Extract all lines that hold "data" from the records below.

** START SUPPLIED RECORDS **

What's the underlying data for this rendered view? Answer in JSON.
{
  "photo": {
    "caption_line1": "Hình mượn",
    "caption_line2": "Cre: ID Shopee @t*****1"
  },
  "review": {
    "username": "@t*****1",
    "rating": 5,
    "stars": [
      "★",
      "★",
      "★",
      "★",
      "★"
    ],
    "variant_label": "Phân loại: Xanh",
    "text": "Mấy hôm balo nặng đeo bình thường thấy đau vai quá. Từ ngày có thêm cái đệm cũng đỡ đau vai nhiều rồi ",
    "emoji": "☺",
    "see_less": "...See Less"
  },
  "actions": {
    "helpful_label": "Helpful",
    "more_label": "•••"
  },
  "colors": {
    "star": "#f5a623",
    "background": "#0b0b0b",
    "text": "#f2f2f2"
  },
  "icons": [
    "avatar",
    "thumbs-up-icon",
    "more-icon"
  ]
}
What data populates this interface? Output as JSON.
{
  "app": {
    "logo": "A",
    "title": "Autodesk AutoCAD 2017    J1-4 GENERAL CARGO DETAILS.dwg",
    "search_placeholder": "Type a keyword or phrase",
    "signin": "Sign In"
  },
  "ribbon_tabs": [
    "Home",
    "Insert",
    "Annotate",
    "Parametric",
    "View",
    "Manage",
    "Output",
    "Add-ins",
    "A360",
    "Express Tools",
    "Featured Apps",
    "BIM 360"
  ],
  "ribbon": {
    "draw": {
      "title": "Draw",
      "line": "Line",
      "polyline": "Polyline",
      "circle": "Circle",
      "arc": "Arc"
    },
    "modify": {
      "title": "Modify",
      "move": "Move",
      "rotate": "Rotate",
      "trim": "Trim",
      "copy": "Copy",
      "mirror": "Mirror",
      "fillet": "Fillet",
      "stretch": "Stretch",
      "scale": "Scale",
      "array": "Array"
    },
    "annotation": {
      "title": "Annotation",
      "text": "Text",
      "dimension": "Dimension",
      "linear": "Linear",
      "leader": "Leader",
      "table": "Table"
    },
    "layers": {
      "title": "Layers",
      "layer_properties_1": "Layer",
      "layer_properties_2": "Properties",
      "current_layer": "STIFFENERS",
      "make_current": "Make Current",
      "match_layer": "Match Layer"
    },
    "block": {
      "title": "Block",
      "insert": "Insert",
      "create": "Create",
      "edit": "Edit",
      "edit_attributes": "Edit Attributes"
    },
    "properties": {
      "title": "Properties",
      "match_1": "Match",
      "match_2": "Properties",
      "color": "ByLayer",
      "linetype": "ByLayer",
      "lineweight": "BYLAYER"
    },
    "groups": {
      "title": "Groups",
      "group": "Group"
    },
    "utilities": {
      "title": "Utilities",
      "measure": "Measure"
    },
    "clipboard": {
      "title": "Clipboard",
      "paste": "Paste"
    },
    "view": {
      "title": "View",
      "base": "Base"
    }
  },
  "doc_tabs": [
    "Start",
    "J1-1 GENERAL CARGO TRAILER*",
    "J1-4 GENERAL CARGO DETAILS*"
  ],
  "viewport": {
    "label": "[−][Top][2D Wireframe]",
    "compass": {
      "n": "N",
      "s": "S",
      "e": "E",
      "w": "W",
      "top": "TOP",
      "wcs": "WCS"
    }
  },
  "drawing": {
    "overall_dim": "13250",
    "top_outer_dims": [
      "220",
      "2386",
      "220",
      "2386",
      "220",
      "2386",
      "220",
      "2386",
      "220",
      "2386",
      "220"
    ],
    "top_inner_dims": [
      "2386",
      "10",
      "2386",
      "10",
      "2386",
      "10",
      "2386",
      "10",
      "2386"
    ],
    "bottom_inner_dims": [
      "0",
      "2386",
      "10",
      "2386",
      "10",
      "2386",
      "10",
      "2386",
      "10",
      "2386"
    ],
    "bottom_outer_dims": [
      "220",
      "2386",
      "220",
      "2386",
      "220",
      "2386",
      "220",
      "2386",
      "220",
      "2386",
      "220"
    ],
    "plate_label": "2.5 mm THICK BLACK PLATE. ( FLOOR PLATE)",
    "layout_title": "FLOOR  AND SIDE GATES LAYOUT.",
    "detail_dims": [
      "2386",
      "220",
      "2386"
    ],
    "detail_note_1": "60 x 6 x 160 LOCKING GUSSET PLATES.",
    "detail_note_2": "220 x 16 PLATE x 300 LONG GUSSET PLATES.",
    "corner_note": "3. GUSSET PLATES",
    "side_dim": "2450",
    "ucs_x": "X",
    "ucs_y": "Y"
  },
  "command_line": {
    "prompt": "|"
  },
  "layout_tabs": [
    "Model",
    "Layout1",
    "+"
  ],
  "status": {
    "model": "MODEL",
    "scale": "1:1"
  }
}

** END SUPPLIED RECORDS **

:: CORRECT RESULT ::
What's the underlying data for this rendered view? Answer in JSON.
What data populates this interface? Output as JSON.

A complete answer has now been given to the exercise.